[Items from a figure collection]
·····
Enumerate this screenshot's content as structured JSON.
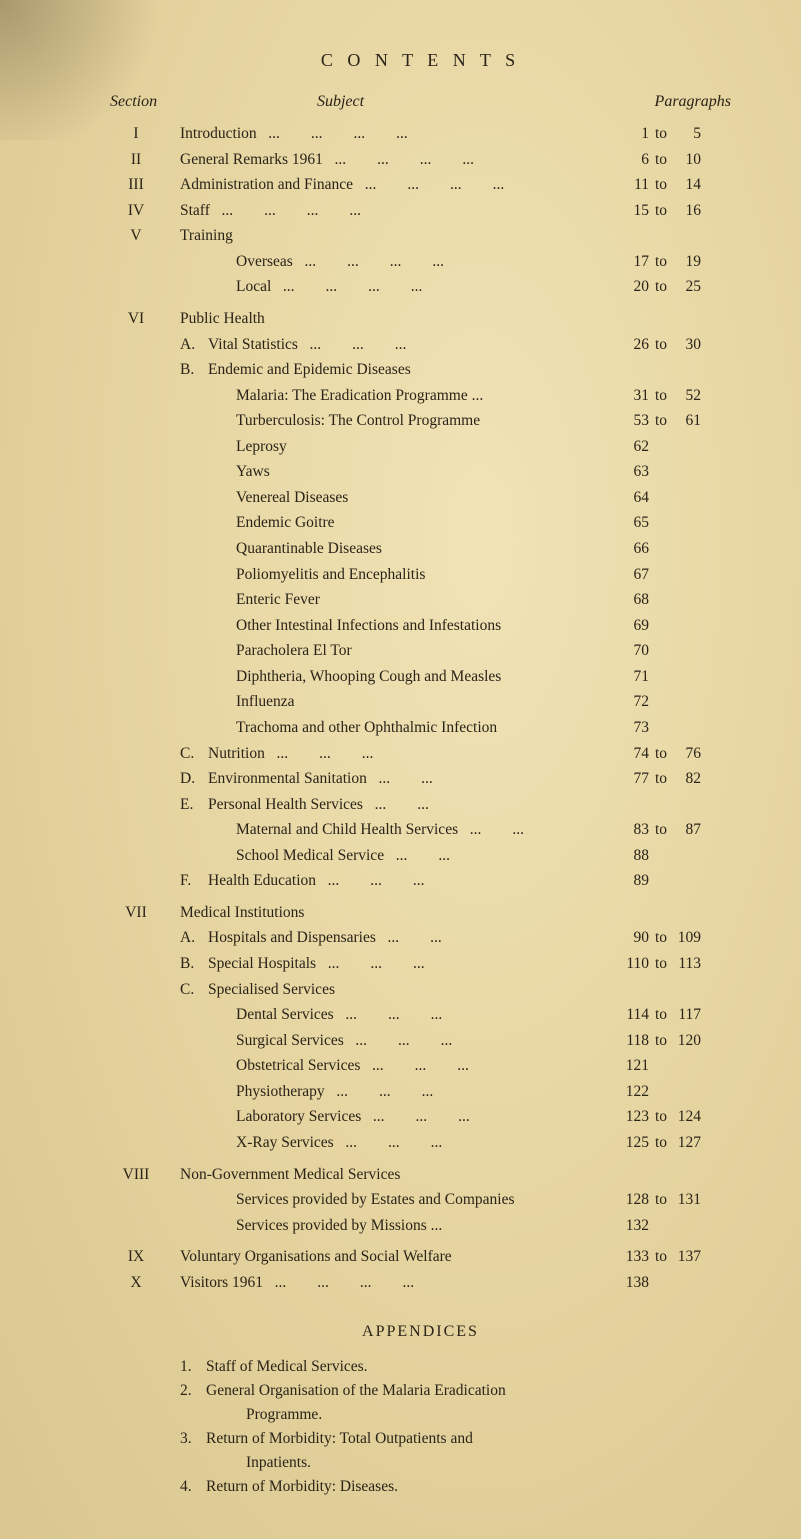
{
  "title": "C O N T E N T S",
  "headers": {
    "section": "Section",
    "subject": "Subject",
    "paragraphs": "Paragraphs"
  },
  "sections": [
    {
      "num": "I",
      "label": "Introduction",
      "from": "1",
      "to": "5"
    },
    {
      "num": "II",
      "label": "General Remarks 1961",
      "from": "6",
      "to": "10"
    },
    {
      "num": "III",
      "label": "Administration and Finance",
      "from": "11",
      "to": "14"
    },
    {
      "num": "IV",
      "label": "Staff",
      "from": "15",
      "to": "16"
    }
  ],
  "sectionV": {
    "num": "V",
    "label": "Training",
    "items": [
      {
        "label": "Overseas",
        "from": "17",
        "to": "19"
      },
      {
        "label": "Local",
        "from": "20",
        "to": "25"
      }
    ]
  },
  "sectionVI": {
    "num": "VI",
    "label": "Public Health",
    "A": {
      "letter": "A.",
      "label": "Vital Statistics",
      "from": "26",
      "to": "30"
    },
    "B": {
      "letter": "B.",
      "label": "Endemic and Epidemic Diseases",
      "items": [
        {
          "label": "Malaria: The Eradication Programme ...",
          "from": "31",
          "to": "52"
        },
        {
          "label": "Turberculosis: The Control Programme",
          "from": "53",
          "to": "61"
        },
        {
          "label": "Leprosy",
          "from": "62"
        },
        {
          "label": "Yaws",
          "from": "63"
        },
        {
          "label": "Venereal Diseases",
          "from": "64"
        },
        {
          "label": "Endemic Goitre",
          "from": "65"
        },
        {
          "label": "Quarantinable Diseases",
          "from": "66"
        },
        {
          "label": "Poliomyelitis and Encephalitis",
          "from": "67"
        },
        {
          "label": "Enteric Fever",
          "from": "68"
        },
        {
          "label": "Other Intestinal Infections and Infestations",
          "from": "69"
        },
        {
          "label": "Paracholera El Tor",
          "from": "70"
        },
        {
          "label": "Diphtheria, Whooping Cough and Measles",
          "from": "71"
        },
        {
          "label": "Influenza",
          "from": "72"
        },
        {
          "label": "Trachoma and other Ophthalmic Infection",
          "from": "73"
        }
      ]
    },
    "C": {
      "letter": "C.",
      "label": "Nutrition",
      "from": "74",
      "to": "76"
    },
    "D": {
      "letter": "D.",
      "label": "Environmental Sanitation",
      "from": "77",
      "to": "82"
    },
    "E": {
      "letter": "E.",
      "label": "Personal Health Services",
      "items": [
        {
          "label": "Maternal and Child Health Services",
          "from": "83",
          "to": "87"
        },
        {
          "label": "School Medical Service",
          "from": "88"
        }
      ]
    },
    "F": {
      "letter": "F.",
      "label": "Health Education",
      "from": "89"
    }
  },
  "sectionVII": {
    "num": "VII",
    "label": "Medical Institutions",
    "A": {
      "letter": "A.",
      "label": "Hospitals and Dispensaries",
      "from": "90",
      "to": "109"
    },
    "B": {
      "letter": "B.",
      "label": "Special Hospitals",
      "from": "110",
      "to": "113"
    },
    "C": {
      "letter": "C.",
      "label": "Specialised Services",
      "items": [
        {
          "label": "Dental Services",
          "from": "114",
          "to": "117"
        },
        {
          "label": "Surgical Services",
          "from": "118",
          "to": "120"
        },
        {
          "label": "Obstetrical Services",
          "from": "121"
        },
        {
          "label": "Physiotherapy",
          "from": "122"
        },
        {
          "label": "Laboratory Services",
          "from": "123",
          "to": "124"
        },
        {
          "label": "X-Ray Services",
          "from": "125",
          "to": "127"
        }
      ]
    }
  },
  "sectionVIII": {
    "num": "VIII",
    "label": "Non-Government Medical Services",
    "items": [
      {
        "label": "Services provided by Estates and Companies",
        "from": "128",
        "to": "131"
      },
      {
        "label": "Services provided by Missions ...",
        "from": "132"
      }
    ]
  },
  "sectionIX": {
    "num": "IX",
    "label": "Voluntary Organisations and Social Welfare",
    "from": "133",
    "to": "137"
  },
  "sectionX": {
    "num": "X",
    "label": "Visitors 1961",
    "from": "138"
  },
  "appendicesTitle": "APPENDICES",
  "appendices": [
    {
      "num": "1.",
      "text": "Staff of Medical Services."
    },
    {
      "num": "2.",
      "text": "General Organisation of the Malaria Eradication",
      "cont": "Programme."
    },
    {
      "num": "3.",
      "text": "Return of Morbidity: Total Outpatients and",
      "cont": "Inpatients."
    },
    {
      "num": "4.",
      "text": "Return of Morbidity: Diseases."
    }
  ],
  "toWord": "to"
}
·····
TASK DIRECTIONS →
Filter the entries above and return only the lines holding "text".

REPLY TO THE TASK →
      "text": "Staff of Medical Services."
      "text": "General Organisation of the Malaria Eradication",
      "text": "Return of Morbidity: Total Outpatients and",
      "text": "Return of Morbidity: Diseases."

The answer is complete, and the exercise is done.